Task to carry out: Print out the entries below with no edits.
☆ ☆ ☆
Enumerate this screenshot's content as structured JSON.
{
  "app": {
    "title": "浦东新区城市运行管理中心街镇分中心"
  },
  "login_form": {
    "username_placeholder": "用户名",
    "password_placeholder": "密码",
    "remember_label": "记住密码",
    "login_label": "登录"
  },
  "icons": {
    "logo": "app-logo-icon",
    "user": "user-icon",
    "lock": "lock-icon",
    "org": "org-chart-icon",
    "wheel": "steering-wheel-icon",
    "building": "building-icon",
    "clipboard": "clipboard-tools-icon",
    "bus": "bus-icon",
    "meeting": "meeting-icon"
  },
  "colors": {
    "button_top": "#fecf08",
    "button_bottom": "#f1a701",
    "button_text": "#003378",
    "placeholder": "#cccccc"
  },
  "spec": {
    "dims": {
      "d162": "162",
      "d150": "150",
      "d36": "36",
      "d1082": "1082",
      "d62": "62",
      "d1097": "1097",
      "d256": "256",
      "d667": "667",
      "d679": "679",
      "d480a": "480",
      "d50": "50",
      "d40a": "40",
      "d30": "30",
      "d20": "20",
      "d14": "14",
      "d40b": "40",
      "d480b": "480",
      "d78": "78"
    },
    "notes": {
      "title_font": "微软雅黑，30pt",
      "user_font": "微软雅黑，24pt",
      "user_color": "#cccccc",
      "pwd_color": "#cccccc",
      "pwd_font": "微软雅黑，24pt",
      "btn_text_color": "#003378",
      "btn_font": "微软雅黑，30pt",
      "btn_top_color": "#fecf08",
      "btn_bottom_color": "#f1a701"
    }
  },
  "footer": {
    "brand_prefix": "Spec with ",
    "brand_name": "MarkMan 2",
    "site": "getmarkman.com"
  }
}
☆ ☆ ☆
Exercise answer:
Enumerate this screenshot's content as structured JSON.
{
  "app": {
    "title": "浦东新区城市运行管理中心街镇分中心"
  },
  "login_form": {
    "username_placeholder": "用户名",
    "password_placeholder": "密码",
    "remember_label": "记住密码",
    "login_label": "登录"
  },
  "icons": {
    "logo": "app-logo-icon",
    "user": "user-icon",
    "lock": "lock-icon",
    "org": "org-chart-icon",
    "wheel": "steering-wheel-icon",
    "building": "building-icon",
    "clipboard": "clipboard-tools-icon",
    "bus": "bus-icon",
    "meeting": "meeting-icon"
  },
  "colors": {
    "button_top": "#fecf08",
    "button_bottom": "#f1a701",
    "button_text": "#003378",
    "placeholder": "#cccccc"
  },
  "spec": {
    "dims": {
      "d162": "162",
      "d150": "150",
      "d36": "36",
      "d1082": "1082",
      "d62": "62",
      "d1097": "1097",
      "d256": "256",
      "d667": "667",
      "d679": "679",
      "d480a": "480",
      "d50": "50",
      "d40a": "40",
      "d30": "30",
      "d20": "20",
      "d14": "14",
      "d40b": "40",
      "d480b": "480",
      "d78": "78"
    },
    "notes": {
      "title_font": "微软雅黑，30pt",
      "user_font": "微软雅黑，24pt",
      "user_color": "#cccccc",
      "pwd_color": "#cccccc",
      "pwd_font": "微软雅黑，24pt",
      "btn_text_color": "#003378",
      "btn_font": "微软雅黑，30pt",
      "btn_top_color": "#fecf08",
      "btn_bottom_color": "#f1a701"
    }
  },
  "footer": {
    "brand_prefix": "Spec with ",
    "brand_name": "MarkMan 2",
    "site": "getmarkman.com"
  }
}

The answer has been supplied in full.